Extracted data entries
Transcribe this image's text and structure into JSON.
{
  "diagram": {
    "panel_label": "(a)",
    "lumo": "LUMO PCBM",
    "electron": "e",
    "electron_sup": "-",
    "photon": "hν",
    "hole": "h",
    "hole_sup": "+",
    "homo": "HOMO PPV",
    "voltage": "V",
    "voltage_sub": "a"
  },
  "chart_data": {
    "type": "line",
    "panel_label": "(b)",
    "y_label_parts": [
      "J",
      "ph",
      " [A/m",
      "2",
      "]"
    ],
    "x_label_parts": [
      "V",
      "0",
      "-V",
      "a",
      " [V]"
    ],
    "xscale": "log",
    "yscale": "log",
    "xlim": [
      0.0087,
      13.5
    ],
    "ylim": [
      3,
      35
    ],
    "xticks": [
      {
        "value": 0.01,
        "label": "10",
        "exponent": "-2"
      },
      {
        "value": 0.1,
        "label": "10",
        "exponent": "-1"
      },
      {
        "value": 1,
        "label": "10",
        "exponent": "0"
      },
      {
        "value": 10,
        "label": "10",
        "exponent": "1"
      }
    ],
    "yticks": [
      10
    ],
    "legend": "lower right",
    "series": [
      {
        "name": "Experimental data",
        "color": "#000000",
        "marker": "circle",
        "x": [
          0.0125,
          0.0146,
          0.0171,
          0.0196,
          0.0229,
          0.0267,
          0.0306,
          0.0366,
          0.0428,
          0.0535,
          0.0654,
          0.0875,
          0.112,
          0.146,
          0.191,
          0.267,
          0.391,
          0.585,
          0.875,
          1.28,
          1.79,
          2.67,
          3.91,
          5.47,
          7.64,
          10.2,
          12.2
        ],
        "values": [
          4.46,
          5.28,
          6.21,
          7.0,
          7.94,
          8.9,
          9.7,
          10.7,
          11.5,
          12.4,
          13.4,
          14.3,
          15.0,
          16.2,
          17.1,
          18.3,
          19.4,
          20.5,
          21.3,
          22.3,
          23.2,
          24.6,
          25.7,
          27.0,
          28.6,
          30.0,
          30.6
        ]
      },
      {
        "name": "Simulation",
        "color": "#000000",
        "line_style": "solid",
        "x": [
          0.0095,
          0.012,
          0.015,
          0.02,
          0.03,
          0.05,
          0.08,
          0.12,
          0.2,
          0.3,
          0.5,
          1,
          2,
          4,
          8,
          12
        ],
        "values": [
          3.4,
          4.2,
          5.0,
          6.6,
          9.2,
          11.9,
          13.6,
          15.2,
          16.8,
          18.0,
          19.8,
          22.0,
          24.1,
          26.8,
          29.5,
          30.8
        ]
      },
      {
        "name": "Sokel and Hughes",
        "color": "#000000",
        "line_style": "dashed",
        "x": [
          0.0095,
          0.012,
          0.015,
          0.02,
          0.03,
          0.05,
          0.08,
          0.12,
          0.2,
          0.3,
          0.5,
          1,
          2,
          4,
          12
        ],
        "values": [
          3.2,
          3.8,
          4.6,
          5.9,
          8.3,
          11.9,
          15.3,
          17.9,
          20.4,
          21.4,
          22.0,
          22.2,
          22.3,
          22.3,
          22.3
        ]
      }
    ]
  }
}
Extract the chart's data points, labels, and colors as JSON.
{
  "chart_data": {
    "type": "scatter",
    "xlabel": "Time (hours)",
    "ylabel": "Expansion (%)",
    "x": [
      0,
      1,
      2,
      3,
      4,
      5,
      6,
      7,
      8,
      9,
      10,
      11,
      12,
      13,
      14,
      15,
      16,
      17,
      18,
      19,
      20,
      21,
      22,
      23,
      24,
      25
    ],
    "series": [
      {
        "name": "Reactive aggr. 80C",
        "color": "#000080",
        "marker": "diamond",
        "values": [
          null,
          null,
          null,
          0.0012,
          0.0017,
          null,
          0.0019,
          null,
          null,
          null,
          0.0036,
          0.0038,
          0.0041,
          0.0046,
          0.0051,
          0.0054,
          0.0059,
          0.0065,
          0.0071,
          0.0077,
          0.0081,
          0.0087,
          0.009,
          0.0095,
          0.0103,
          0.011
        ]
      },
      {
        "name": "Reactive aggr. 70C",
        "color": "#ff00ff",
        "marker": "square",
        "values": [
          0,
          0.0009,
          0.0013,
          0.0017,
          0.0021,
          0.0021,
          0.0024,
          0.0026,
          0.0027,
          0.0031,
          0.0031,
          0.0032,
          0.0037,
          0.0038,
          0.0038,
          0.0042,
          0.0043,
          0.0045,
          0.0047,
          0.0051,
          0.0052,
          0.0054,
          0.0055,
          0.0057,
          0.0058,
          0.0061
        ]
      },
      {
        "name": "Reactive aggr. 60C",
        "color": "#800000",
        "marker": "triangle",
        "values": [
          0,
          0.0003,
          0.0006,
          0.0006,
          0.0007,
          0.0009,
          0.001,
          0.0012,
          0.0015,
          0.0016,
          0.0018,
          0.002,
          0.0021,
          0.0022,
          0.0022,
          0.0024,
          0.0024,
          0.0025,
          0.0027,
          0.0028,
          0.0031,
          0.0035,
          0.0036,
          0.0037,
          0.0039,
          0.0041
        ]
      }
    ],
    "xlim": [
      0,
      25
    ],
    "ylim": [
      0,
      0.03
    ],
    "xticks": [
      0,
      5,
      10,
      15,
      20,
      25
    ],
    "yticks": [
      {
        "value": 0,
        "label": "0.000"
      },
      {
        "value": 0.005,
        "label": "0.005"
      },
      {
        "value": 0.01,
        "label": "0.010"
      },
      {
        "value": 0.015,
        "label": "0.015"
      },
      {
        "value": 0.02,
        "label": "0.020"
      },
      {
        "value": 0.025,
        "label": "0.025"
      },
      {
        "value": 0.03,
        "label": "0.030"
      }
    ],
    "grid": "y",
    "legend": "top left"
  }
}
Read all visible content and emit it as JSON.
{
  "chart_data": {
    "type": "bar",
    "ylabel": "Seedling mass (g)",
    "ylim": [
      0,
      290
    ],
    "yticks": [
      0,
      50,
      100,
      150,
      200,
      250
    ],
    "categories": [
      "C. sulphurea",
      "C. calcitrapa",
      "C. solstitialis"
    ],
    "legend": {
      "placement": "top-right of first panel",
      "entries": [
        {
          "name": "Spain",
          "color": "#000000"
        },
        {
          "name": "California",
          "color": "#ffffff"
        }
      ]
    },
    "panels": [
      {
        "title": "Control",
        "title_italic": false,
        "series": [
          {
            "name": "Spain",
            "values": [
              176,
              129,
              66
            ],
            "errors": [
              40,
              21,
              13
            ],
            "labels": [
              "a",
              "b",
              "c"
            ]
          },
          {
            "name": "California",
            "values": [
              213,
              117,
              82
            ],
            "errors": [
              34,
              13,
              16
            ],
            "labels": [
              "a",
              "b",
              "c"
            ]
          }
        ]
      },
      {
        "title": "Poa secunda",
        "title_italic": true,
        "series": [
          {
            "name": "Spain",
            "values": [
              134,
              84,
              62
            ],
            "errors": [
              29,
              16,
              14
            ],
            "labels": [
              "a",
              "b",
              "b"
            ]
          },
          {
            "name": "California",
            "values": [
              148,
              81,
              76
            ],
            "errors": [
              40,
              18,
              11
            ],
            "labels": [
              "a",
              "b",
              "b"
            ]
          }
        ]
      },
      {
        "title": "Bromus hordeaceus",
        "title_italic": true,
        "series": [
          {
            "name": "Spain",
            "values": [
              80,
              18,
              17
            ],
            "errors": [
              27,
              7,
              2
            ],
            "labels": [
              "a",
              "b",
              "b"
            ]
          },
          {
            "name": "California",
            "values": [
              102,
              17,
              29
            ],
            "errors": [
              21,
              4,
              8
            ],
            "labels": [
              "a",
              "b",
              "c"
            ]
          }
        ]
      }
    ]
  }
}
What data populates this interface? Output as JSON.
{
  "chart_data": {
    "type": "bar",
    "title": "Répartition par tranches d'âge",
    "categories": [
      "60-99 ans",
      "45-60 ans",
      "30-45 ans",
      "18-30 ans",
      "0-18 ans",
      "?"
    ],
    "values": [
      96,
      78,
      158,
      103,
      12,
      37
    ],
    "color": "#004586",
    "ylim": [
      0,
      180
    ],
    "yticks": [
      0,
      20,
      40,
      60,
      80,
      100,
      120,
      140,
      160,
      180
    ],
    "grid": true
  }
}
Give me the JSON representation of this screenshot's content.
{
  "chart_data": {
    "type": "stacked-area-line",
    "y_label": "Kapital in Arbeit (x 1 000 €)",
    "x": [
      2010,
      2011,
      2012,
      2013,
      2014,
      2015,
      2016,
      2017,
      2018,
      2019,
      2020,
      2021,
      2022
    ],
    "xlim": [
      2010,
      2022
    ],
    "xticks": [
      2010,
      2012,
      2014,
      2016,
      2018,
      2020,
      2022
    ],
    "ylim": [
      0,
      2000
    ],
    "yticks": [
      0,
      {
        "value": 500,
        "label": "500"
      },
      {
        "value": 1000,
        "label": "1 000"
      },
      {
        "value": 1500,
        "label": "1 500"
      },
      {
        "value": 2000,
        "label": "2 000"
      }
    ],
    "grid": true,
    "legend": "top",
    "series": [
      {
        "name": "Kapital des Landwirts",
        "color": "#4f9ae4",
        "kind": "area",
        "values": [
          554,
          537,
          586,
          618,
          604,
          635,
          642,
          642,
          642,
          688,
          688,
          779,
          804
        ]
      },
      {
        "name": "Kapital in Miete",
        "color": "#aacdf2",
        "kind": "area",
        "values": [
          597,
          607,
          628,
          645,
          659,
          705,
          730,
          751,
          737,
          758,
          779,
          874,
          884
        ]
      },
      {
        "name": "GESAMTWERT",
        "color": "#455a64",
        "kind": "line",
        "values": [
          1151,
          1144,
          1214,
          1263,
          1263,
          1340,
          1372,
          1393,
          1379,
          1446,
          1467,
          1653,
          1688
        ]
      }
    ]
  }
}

SET PROBLEM: Find the word "this" in the records and pull out each line that has it.

FINAL RESULT:
Transcribe this image's text and structure into JSON.
What data populates this interface? Output as JSON.
Give me the JSON representation of this screenshot's content.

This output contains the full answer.